**Список заданий:**
A. Выведите без изменений часть отрывка о переговорах с Масхадовым — всё от слов "Встреча должна была" вниз до слов "куропаток...".
B. Ответьте по отрывку о переговорах с Масхадовым: в чьем доме должна была состояться встреча?
C. Напишите продолжение отрывка о переговорах с Масхадовым, начиная сразу после его последнего предложения.

Так или иначе, но весной 95-го мы все же надеялись, что дудаевцев можно
склонить к сдаче оружия и прекращению сопротивления. В переговорном процессе
довелось участвовать и мне, я первым из командования группировки встретился
с Масхадовым. Об этом событии я уже упоминал, теперь же хочется рассказать
чуть более подробно.
Масхадов дал согласие на встречу со мной, но где? "Давайте на
нейтральной полосе", - настаивал Аслан. Но о какой нейтральной полосе тогда
можно было говорить? Наши войска стояли почти везде на равнине и в
предгорьях, а в горах, куда еще не успели добраться, соответственно,
располагались дудаевские отряды. Масхадов добивался, чтобы встреча
состоялась в Новых Атагах, на "его" территории. Пришлось уступить, хотя в
этом был риск.
Тогда я уже знал, что у него с Дудаевым натянутые отношения (Аслан в
этом позже лично мне признался). После чувствительных поражений на равнине
Масхадов, выступая по местному телевидению, потребовал от ичкерийского
лидера отказаться от выдвигаемых им условий на встречу только с Президентом
России и призвал его вести переговоры с министром обороны Российской
Федерации П. Грачевым. В противном случае Дудаев должен "закончить
политические игры и лично встать с оружием в ряды бойцов". В общем,
разногласия дошли до публичных ультиматумов...
...В Новые Атаги выдвинулись мы на двух бэтээрах. На одном - я, на
втором - охрана. Когда въезжали в село, глазам своим не поверил, как чеченцы
радовались нашему приезду. Приветливо махали руками, некоторые по-военному
отдавали честь.
Встреча должна была состояться в доме Резвана - директора цементного
завода.
Когда мы вошли во двор, полный народу, сразу прекратилось всякое
движение и суета. Масхадова еще нет. Я подумал: может, и не будет встречи?..
Ожидание было зловеще-томительным: вокруг вооруженные чеченцы, смотрят на
нас зло, с нескрываемой ненавистью, того и гляди, постреляют, как
куропаток...

**Материал:**
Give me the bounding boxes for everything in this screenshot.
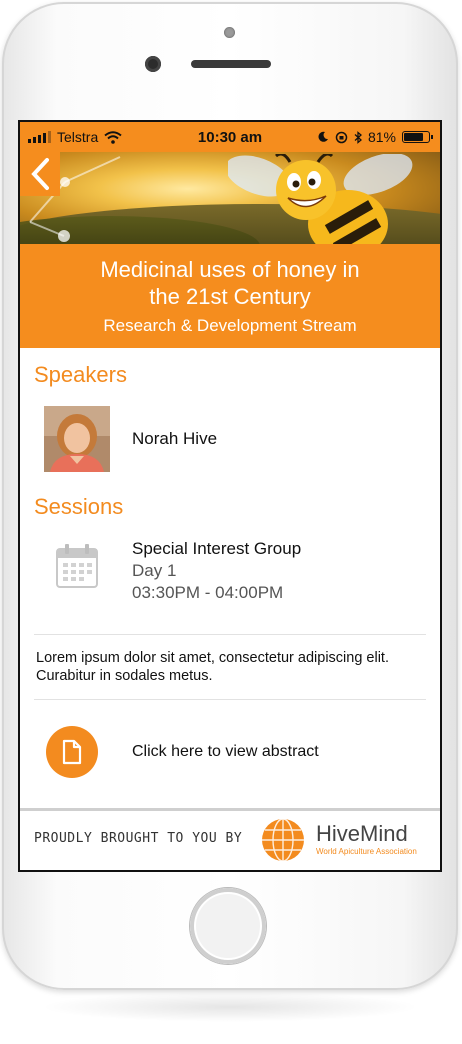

**Ответы:**
A.
Встреча должна была состояться в доме Резвана - директора цементного
завода.
Когда мы вошли во двор, полный народу, сразу прекратилось всякое
движение и суета. Масхадова еще нет. Я подумал: может, и не будет встречи?..
Ожидание было зловеще-томительным: вокруг вооруженные чеченцы, смотрят на
нас зло, с нескрываемой ненавистью, того и гляди, постреляют, как
куропаток...

B. В доме Резвана, директора цементного завода.

C.
Минут через пятнадцать - оживление. К дому подъезжает несколько
автомобилей "Нива". На головной машине - флаг Ичкерии с изображением волка.
Во двор входит Масхадов со своей вооруженной свитой. Здороваемся. С ним
приехали Имаев (генпрокурор Чечни) и полевой командир Руслан Гелаев.
Переговоры состоялись в самой большой комнате дома.
Меня уполномочили предъявить следующие требования:
1. Незамедлительное прекращение боевых действий.
2. Обмен всеми убитыми и пленными.
3. Сдача оружия.
4. Вывод войск с территории Чечни на административную границу.
Во время переговоров Масхадов все время смотрел вниз, на свои руки.
Было заметно, что они слегка тряслись. Скажет два-три слова и опускает
голову. Нервничал.
Я сразу довел до сведения "переговорщиков", с какой целью прибыл.
Масхадов по первому вопросу ответил утвердительно. Мол, прямо сейчас дадим
команду: остановить боевые действия. И тут же спросил: "А ты в состоянии
дать команду на прекращение огня?" Я ответил: "Да, в состоянии. У меня такие
полномочия есть".
По второму вопросу договорились без проблем.
Что касается третьего пункта, то Масхадов был категорически не
согласен. Требовал: вначале вы выведите войска, а потом мы, мол, сами
организуем сдачу оружия... Так и не смогли мы тогда обойти этот камень
преткновения.
Через несколько дней вновь встретились. Теперь, кроме Масхадова,
присутствовали Ширвани Басаев (брат Шамиля) и Мовлади Удугов. Мы друг друга
проинформировали об обмене убитыми и ранеными.
Затем Масхадов мне говорит: "Геннадий, мы с тобой военные люди, мы
можем договориться не стрелять друг в друга, обменяться пленными и ранеными.
Но вывести войска и сдать оружие - нет, не наш с тобой уровень..."
Последняя встреча с Масхадовым проходила в начале апреля. Сначала
обменялись мнениями официально за столом переговоров, затем уединились и
часа два беседовали с глазу на глаз.
- Я советский офицер, - говорил Масхадов. - Воспитывался в советских
традициях... Но как вы могли в мирное время прийти в Чечню и убивать народ?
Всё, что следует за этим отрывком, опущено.